• Prompt: Repeat all of the material below exactly as written, images excluded.

(Stored records)
>> Start

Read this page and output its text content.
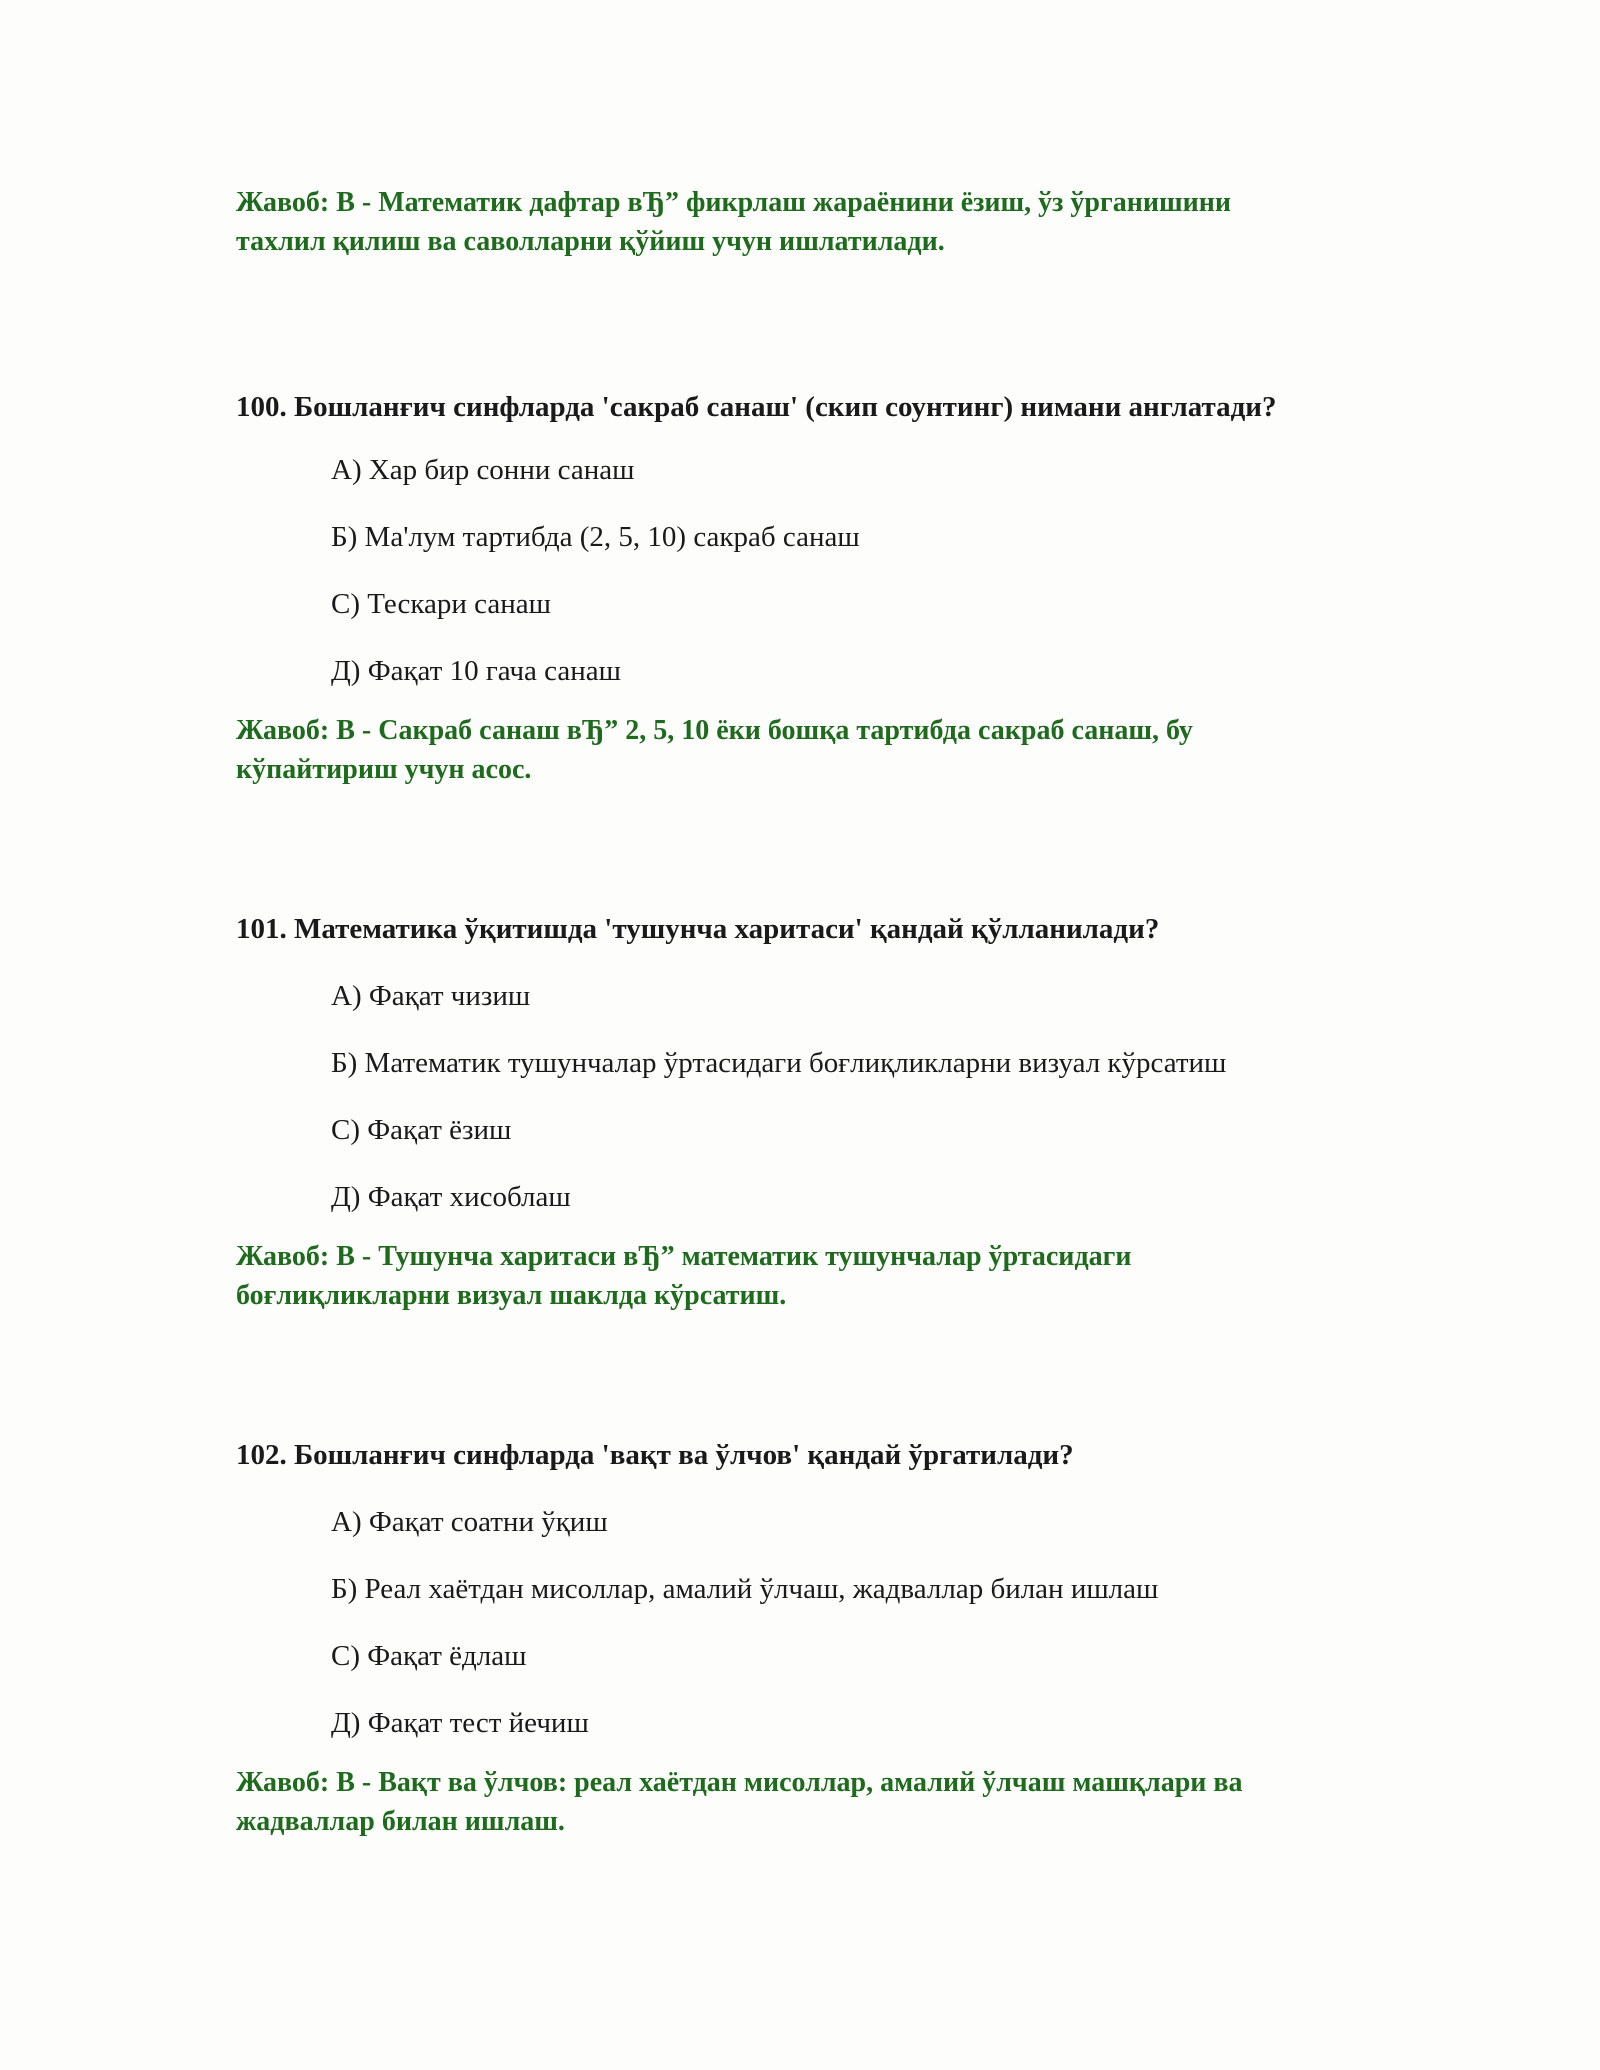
Жавоб: В - Математик дафтар вЂ” фикрлаш жараёнини ёзиш, ўз ўрганишини тахлил қилиш ва саволларни қўйиш учун ишлатилади.

100. Бошланғич синфларда 'сакраб санаш' (скип соунтинг) нимани англатади?

А) Хар бир сонни санаш
Б) Ма'лум тартибда (2, 5, 10) сакраб санаш
С) Тескари санаш
Д) Фақат 10 гача санаш

Жавоб: В - Сакраб санаш вЂ” 2, 5, 10 ёки бошқа тартибда сакраб санаш, бу кўпайтириш учун асос.

101. Математика ўқитишда 'тушунча харитаси' қандай қўлланилади?

А) Фақат чизиш
Б) Математик тушунчалар ўртасидаги боғлиқликларни визуал кўрсатиш
С) Фақат ёзиш
Д) Фақат хисоблаш

Жавоб: В - Тушунча харитаси вЂ” математик тушунчалар ўртасидаги боғлиқликларни визуал шаклда кўрсатиш.

102. Бошланғич синфларда 'вақт ва ўлчов' қандай ўргатилади?

А) Фақат соатни ўқиш
Б) Реал хаётдан мисоллар, амалий ўлчаш, жадваллар билан ишлаш
С) Фақат ёдлаш
Д) Фақат тест йечиш

Жавоб: В - Вақт ва ўлчов: реал хаётдан мисоллар, амалий ўлчаш машқлари ва жадваллар билан ишлаш.
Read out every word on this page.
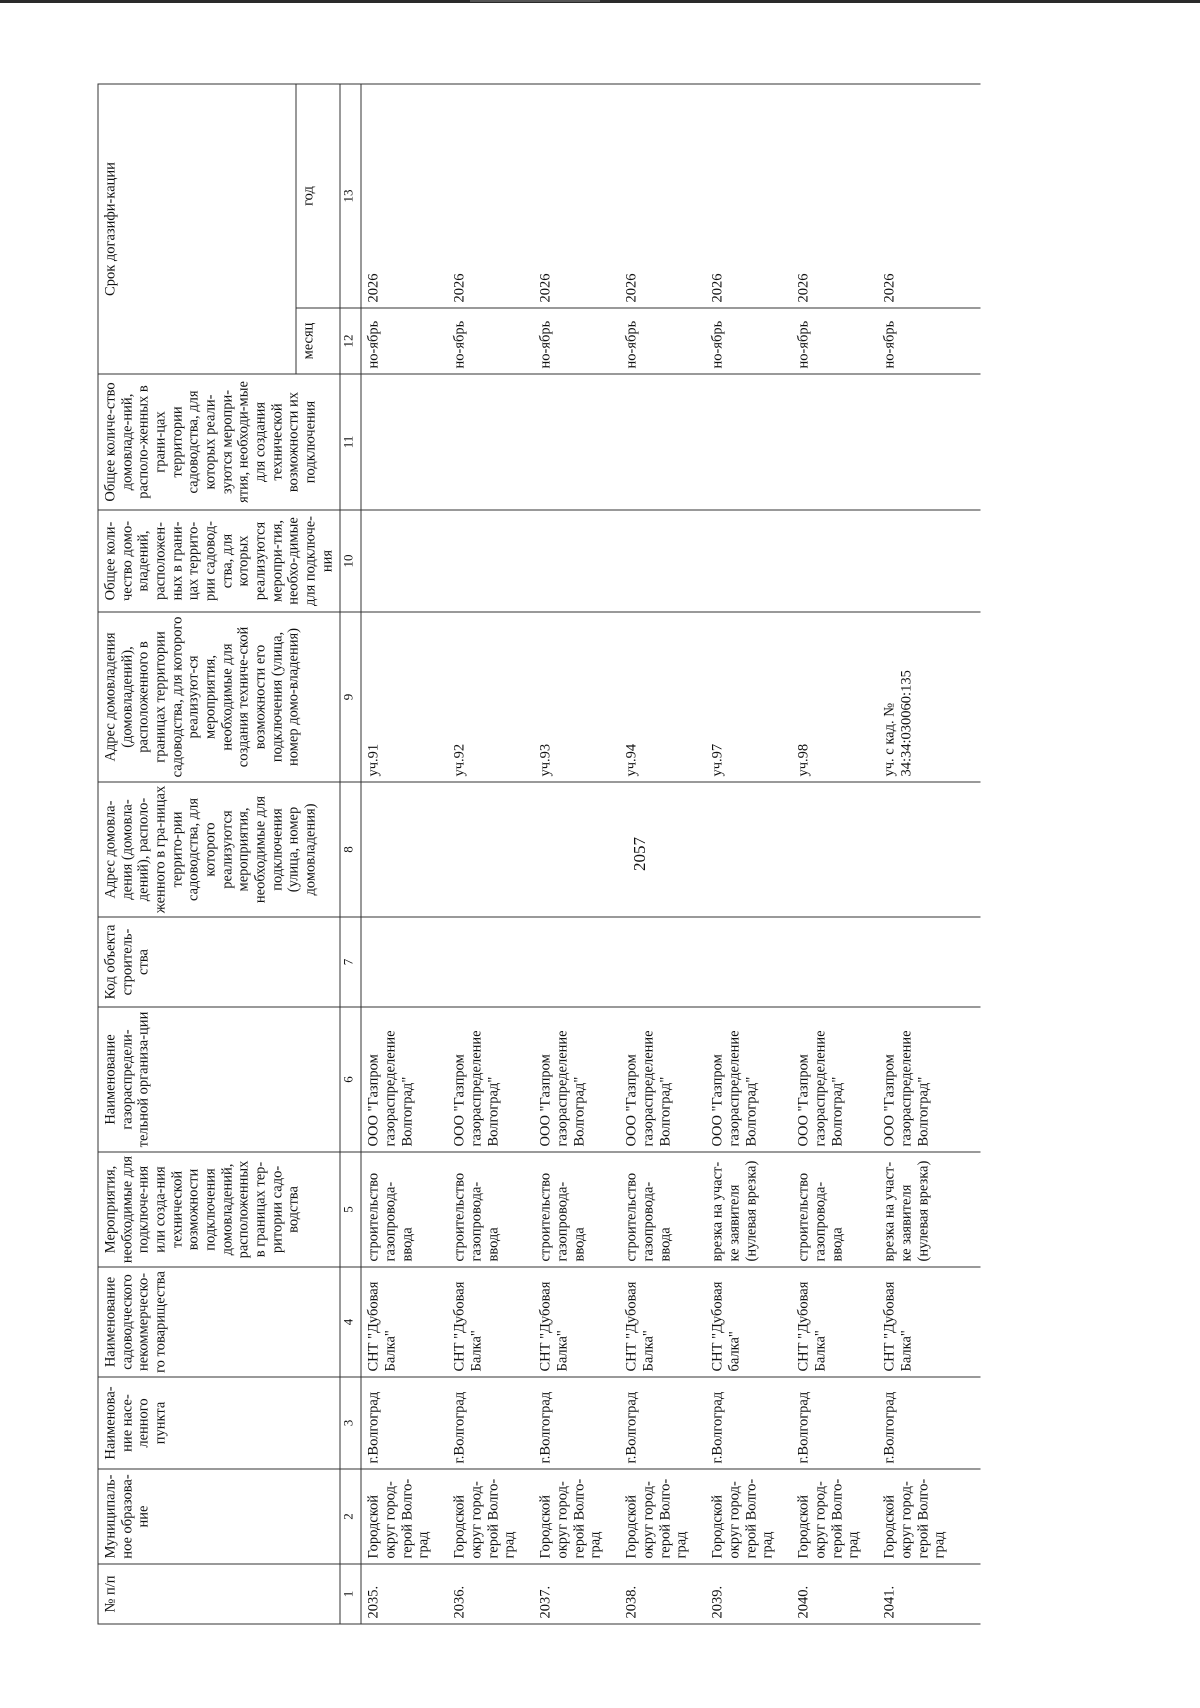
2057
№ п/п	Муниципаль-ное образова-ние	Наименова-ние насе-ленного пункта	Наименование садоводческого некоммерческо-го товарищества	Мероприятия, необходимые для подключе-ния или созда-ния технической возможности подключения домовладений, расположенных в границах тер-ритории садо-водства	Наименование газораспредели-тельной организа-ции	Код объекта строитель-ства	Адрес домовла-дения (домовла-дений), располо-женного в гра-ницах террито-рии садоводства, для которого реализуются мероприятия, необходимые для подключения (улица, номер домовладения)	Адрес домовладения (домовладений), расположенного в границах территории садоводства, для которого реализуют-ся мероприятия, необходимые для создания техниче-ской возможности его подключения (улица, номер домо-владения)	Общее коли-чество домо-владений, расположен-ных в грани-цах террито-рии садовод-ства, для которых реализуются меропри-тия, необхо-димые для подключе-ния	Общее количе-ство домовладе-ний, располо-женных в грани-цах территории садоводства, для которых реали-зуются меропри-ятия, необходи-мые для создания технической возможности их подключения	Срок догазифи-кации	
											месяц	год
1	2	3	4	5	6	7	8	9	10	11	12	13
2035.	Городской округ город-герой Волго-град	г.Волгоград	СНТ "Дубовая Балка"	строительство газопровода-ввода	ООО "Газпром газораспределение Волгоград"			уч.91			но-ябрь	2026
2036.	Городской округ город-герой Волго-град	г.Волгоград	СНТ "Дубовая Балка"	строительство газопровода-ввода	ООО "Газпром газораспределение Волгоград"			уч.92			но-ябрь	2026
2037.	Городской округ город-герой Волго-град	г.Волгоград	СНТ "Дубовая Балка"	строительство газопровода-ввода	ООО "Газпром газораспределение Волгоград"			уч.93			но-ябрь	2026
2038.	Городской округ город-герой Волго-град	г.Волгоград	СНТ "Дубовая Балка"	строительство газопровода-ввода	ООО "Газпром газораспределение Волгоград"			уч.94			но-ябрь	2026
2039.	Городской округ город-герой Волго-град	г.Волгоград	СНТ "Дубовая балка"	врезка на участ-ке заявителя (нулевая врезка)	ООО "Газпром газораспределение Волгоград"			уч.97			но-ябрь	2026
2040.	Городской округ город-герой Волго-град	г.Волгоград	СНТ "Дубовая Балка"	строительство газопровода-ввода	ООО "Газпром газораспределение Волгоград"			уч.98			но-ябрь	2026
2041.	Городской округ город-герой Волго-град	г.Волгоград	СНТ "Дубовая Балка"	врезка на участ-ке заявителя (нулевая врезка)	ООО "Газпром газораспределение Волгоград"			уч. с кад. № 34:34:030060:135			но-ябрь	2026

>> End

• In response:
Read this page and output its text content.
Жавоб: В - Математик дафтар вЂ” фикрлаш жараёнини ёзиш, ўз ўрганишини тахлил қилиш ва саволларни қўйиш учун ишлатилади.

100. Бошланғич синфларда 'сакраб санаш' (скип соунтинг) нимани англатади?

А) Хар бир сонни санаш
Б) Ма'лум тартибда (2, 5, 10) сакраб санаш
С) Тескари санаш
Д) Фақат 10 гача санаш

Жавоб: В - Сакраб санаш вЂ” 2, 5, 10 ёки бошқа тартибда сакраб санаш, бу кўпайтириш учун асос.

101. Математика ўқитишда 'тушунча харитаси' қандай қўлланилади?

А) Фақат чизиш
Б) Математик тушунчалар ўртасидаги боғлиқликларни визуал кўрсатиш
С) Фақат ёзиш
Д) Фақат хисоблаш

Жавоб: В - Тушунча харитаси вЂ” математик тушунчалар ўртасидаги боғлиқликларни визуал шаклда кўрсатиш.

102. Бошланғич синфларда 'вақт ва ўлчов' қандай ўргатилади?

А) Фақат соатни ўқиш
Б) Реал хаётдан мисоллар, амалий ўлчаш, жадваллар билан ишлаш
С) Фақат ёдлаш
Д) Фақат тест йечиш

Жавоб: В - Вақт ва ўлчов: реал хаётдан мисоллар, амалий ўлчаш машқлари ва жадваллар билан ишлаш.
Read out every word on this page.
2057
№ п/п	Муниципаль-ное образова-ние	Наименова-ние насе-ленного пункта	Наименование садоводческого некоммерческо-го товарищества	Мероприятия, необходимые для подключе-ния или созда-ния технической возможности подключения домовладений, расположенных в границах тер-ритории садо-водства	Наименование газораспредели-тельной организа-ции	Код объекта строитель-ства	Адрес домовла-дения (домовла-дений), располо-женного в гра-ницах террито-рии садоводства, для которого реализуются мероприятия, необходимые для подключения (улица, номер домовладения)	Адрес домовладения (домовладений), расположенного в границах территории садоводства, для которого реализуют-ся мероприятия, необходимые для создания техниче-ской возможности его подключения (улица, номер домо-владения)	Общее коли-чество домо-владений, расположен-ных в грани-цах террито-рии садовод-ства, для которых реализуются меропри-тия, необхо-димые для подключе-ния	Общее количе-ство домовладе-ний, располо-женных в грани-цах территории садоводства, для которых реали-зуются меропри-ятия, необходи-мые для создания технической возможности их подключения	Срок догазифи-кации	
											месяц	год
1	2	3	4	5	6	7	8	9	10	11	12	13
2035.	Городской округ город-герой Волго-град	г.Волгоград	СНТ "Дубовая Балка"	строительство газопровода-ввода	ООО "Газпром газораспределение Волгоград"			уч.91			но-ябрь	2026
2036.	Городской округ город-герой Волго-град	г.Волгоград	СНТ "Дубовая Балка"	строительство газопровода-ввода	ООО "Газпром газораспределение Волгоград"			уч.92			но-ябрь	2026
2037.	Городской округ город-герой Волго-град	г.Волгоград	СНТ "Дубовая Балка"	строительство газопровода-ввода	ООО "Газпром газораспределение Волгоград"			уч.93			но-ябрь	2026
2038.	Городской округ город-герой Волго-град	г.Волгоград	СНТ "Дубовая Балка"	строительство газопровода-ввода	ООО "Газпром газораспределение Волгоград"			уч.94			но-ябрь	2026
2039.	Городской округ город-герой Волго-град	г.Волгоград	СНТ "Дубовая балка"	врезка на участ-ке заявителя (нулевая врезка)	ООО "Газпром газораспределение Волгоград"			уч.97			но-ябрь	2026
2040.	Городской округ город-герой Волго-град	г.Волгоград	СНТ "Дубовая Балка"	строительство газопровода-ввода	ООО "Газпром газораспределение Волгоград"			уч.98			но-ябрь	2026
2041.	Городской округ город-герой Волго-град	г.Волгоград	СНТ "Дубовая Балка"	врезка на участ-ке заявителя (нулевая врезка)	ООО "Газпром газораспределение Волгоград"			уч. с кад. № 34:34:030060:135			но-ябрь	2026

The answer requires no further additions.